▸ **GIVEN INSTRUCTION**
From the listing below, return each line that includes "What".

————————

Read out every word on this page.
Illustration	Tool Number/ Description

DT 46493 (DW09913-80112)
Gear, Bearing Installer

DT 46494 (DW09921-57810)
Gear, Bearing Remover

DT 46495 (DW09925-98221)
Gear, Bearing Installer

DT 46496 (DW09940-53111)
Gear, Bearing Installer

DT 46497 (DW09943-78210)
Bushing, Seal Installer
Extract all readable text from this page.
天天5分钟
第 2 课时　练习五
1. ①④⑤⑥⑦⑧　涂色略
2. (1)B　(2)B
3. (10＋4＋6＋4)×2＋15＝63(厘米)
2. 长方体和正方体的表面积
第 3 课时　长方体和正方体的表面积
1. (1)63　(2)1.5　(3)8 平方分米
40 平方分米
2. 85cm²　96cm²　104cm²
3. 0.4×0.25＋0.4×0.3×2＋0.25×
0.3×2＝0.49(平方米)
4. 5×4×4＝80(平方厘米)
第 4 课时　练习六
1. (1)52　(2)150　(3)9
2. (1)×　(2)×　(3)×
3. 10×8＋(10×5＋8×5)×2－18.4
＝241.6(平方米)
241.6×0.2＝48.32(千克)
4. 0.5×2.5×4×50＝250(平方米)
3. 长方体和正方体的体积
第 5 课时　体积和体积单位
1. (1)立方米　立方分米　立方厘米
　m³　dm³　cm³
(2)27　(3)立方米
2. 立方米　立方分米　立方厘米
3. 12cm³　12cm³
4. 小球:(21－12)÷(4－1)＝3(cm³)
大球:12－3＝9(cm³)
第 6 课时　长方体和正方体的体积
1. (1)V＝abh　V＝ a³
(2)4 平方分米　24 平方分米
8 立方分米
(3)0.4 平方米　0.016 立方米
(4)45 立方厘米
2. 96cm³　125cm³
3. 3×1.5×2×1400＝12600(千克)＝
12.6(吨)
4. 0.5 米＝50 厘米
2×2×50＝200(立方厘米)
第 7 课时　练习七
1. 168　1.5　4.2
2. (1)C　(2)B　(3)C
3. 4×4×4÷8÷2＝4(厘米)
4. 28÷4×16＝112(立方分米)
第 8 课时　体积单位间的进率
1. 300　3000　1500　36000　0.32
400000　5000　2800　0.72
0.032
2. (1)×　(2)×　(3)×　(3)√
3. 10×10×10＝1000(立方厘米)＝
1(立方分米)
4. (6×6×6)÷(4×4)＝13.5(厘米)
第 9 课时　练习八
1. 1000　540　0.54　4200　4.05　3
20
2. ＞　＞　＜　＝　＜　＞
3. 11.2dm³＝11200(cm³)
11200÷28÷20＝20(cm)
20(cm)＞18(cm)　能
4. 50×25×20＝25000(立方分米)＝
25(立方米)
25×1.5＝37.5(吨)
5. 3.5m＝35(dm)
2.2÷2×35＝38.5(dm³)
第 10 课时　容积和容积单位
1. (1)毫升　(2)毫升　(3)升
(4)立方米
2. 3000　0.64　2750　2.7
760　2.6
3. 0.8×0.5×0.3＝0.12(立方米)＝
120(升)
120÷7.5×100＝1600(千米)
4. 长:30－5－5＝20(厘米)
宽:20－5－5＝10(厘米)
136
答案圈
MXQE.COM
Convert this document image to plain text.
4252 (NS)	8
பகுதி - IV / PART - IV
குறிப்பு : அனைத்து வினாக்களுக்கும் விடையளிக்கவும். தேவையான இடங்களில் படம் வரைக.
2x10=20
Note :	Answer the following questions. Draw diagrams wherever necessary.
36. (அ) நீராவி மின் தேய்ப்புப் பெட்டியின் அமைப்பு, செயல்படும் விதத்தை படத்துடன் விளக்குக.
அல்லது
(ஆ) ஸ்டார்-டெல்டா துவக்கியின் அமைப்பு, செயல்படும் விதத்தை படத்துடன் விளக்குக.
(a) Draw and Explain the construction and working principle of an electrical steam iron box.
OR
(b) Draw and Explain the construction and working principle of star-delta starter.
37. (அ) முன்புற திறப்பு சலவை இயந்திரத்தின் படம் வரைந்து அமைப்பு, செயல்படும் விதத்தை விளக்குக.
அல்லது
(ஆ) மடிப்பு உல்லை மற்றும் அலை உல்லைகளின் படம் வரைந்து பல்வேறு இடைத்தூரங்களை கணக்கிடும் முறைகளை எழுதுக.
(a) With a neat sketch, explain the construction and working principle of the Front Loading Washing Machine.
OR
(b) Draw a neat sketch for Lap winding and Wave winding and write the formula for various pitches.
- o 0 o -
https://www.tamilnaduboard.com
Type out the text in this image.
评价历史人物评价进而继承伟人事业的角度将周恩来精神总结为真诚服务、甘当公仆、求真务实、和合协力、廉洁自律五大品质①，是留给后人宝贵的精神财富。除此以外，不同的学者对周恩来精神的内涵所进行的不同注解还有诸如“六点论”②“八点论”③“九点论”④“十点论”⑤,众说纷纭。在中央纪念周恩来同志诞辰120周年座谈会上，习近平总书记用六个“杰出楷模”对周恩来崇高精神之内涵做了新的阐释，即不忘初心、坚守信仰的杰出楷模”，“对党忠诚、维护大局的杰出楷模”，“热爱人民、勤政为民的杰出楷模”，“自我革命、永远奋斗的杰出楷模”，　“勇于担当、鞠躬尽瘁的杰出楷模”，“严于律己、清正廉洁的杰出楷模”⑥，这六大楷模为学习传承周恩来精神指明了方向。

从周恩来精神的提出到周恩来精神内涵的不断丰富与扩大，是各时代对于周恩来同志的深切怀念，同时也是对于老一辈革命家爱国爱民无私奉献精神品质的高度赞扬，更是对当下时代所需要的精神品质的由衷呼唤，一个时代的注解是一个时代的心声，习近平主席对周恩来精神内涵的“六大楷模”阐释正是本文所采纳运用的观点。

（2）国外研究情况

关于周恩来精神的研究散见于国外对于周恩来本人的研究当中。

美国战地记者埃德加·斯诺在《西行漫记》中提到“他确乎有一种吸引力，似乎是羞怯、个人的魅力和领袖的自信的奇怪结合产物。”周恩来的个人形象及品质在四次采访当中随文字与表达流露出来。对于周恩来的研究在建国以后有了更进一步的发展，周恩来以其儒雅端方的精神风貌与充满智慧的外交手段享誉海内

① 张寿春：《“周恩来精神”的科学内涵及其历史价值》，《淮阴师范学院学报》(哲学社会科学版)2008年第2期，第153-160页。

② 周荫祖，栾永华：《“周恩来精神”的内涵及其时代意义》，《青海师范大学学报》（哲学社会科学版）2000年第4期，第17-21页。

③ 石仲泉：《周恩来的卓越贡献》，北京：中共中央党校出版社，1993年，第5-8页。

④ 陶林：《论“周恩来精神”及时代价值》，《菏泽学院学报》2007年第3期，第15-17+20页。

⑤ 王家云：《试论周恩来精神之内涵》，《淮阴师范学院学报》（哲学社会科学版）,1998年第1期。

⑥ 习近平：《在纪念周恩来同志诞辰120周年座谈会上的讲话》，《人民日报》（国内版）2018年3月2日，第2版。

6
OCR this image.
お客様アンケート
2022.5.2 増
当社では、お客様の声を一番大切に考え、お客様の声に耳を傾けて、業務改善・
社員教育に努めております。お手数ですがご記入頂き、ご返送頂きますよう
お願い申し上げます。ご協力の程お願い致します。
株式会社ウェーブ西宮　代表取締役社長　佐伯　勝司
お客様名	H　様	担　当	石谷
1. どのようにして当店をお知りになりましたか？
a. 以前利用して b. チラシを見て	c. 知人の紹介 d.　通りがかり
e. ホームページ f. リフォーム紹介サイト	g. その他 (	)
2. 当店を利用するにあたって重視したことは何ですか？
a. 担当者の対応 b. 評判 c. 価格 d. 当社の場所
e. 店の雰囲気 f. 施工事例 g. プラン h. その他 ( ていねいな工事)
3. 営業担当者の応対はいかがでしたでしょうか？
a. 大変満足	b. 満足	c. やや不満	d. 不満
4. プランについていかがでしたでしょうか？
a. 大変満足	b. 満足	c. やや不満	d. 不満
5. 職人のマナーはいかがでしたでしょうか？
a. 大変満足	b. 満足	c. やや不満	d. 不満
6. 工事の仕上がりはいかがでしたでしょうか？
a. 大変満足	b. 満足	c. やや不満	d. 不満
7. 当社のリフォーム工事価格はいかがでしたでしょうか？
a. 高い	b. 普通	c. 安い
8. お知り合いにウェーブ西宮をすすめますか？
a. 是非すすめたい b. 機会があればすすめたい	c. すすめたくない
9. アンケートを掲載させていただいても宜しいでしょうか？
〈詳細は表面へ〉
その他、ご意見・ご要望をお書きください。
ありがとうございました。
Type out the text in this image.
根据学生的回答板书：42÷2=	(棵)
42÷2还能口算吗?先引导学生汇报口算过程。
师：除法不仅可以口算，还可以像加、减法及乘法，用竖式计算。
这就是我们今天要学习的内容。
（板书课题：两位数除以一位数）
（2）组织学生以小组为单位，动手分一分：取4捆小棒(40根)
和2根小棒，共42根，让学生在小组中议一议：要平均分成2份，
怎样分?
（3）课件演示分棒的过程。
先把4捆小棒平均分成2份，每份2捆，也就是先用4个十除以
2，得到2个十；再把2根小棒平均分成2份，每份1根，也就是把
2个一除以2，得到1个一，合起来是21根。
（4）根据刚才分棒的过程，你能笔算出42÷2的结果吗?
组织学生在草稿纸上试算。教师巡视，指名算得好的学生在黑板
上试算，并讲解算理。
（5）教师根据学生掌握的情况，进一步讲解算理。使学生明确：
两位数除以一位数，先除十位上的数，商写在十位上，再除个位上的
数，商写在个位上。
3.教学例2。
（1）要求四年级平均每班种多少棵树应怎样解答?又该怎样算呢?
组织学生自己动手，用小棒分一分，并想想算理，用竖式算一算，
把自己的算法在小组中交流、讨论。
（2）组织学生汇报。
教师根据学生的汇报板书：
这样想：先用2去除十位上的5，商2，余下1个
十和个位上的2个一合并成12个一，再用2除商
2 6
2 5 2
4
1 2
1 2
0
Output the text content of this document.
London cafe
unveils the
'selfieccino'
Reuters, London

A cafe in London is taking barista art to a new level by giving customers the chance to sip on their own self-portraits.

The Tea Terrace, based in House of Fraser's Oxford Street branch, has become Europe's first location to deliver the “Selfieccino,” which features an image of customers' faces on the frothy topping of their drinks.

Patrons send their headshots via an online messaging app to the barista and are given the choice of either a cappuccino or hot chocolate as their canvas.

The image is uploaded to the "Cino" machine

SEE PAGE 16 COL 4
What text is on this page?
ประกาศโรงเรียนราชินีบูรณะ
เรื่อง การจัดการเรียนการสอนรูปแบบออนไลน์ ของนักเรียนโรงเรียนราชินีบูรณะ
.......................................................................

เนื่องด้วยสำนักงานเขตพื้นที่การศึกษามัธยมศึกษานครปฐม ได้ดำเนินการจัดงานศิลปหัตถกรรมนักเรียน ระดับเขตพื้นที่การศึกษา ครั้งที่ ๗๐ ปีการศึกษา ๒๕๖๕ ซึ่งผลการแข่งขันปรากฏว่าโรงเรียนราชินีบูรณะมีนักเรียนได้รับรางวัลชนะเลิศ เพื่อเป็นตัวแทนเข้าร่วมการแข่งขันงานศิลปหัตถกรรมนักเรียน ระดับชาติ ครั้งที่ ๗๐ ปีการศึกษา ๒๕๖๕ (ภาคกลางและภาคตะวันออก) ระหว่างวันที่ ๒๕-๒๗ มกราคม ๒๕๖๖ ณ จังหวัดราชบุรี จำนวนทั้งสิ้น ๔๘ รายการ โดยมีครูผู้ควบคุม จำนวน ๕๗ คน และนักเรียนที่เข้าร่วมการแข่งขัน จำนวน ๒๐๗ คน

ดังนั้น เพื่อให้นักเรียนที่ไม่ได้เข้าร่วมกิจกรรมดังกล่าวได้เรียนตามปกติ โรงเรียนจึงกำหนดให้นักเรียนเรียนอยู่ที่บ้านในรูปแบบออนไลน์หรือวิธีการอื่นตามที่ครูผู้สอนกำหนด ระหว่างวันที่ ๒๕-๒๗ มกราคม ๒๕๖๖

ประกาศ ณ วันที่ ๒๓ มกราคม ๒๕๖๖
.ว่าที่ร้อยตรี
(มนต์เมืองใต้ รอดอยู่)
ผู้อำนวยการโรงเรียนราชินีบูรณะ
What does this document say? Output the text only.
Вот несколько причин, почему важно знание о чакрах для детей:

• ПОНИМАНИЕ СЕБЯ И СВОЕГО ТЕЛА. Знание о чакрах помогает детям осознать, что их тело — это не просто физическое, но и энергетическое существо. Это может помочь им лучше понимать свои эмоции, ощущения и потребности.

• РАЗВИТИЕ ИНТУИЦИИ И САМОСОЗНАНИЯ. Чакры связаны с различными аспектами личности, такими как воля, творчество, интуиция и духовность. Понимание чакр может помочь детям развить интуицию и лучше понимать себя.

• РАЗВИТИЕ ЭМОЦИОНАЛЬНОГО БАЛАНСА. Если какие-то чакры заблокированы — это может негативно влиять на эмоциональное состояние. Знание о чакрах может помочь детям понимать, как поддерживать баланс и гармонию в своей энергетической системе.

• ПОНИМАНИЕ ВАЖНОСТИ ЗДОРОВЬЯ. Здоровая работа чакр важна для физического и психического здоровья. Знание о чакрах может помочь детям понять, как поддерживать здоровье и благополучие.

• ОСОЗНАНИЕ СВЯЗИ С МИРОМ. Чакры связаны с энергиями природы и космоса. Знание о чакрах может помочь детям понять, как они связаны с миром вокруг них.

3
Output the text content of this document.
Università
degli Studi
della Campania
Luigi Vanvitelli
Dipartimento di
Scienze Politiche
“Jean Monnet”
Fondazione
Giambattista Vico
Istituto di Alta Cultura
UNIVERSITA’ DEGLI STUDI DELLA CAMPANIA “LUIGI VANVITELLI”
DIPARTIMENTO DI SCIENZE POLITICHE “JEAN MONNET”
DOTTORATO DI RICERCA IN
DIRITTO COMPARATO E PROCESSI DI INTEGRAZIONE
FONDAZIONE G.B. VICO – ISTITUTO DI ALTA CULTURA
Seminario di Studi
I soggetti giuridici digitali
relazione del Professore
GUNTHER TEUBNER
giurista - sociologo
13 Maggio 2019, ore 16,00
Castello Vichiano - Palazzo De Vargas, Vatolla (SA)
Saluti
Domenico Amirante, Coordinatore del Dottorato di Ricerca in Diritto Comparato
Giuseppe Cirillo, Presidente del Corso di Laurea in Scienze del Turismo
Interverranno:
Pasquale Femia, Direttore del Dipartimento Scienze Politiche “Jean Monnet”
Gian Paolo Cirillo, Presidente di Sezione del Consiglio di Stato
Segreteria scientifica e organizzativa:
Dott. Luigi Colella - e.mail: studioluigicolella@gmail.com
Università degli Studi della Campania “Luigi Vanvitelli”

————————

▸ **THE COMPLETED TASK**
What text is on this page?
What does this document say? Output the text only.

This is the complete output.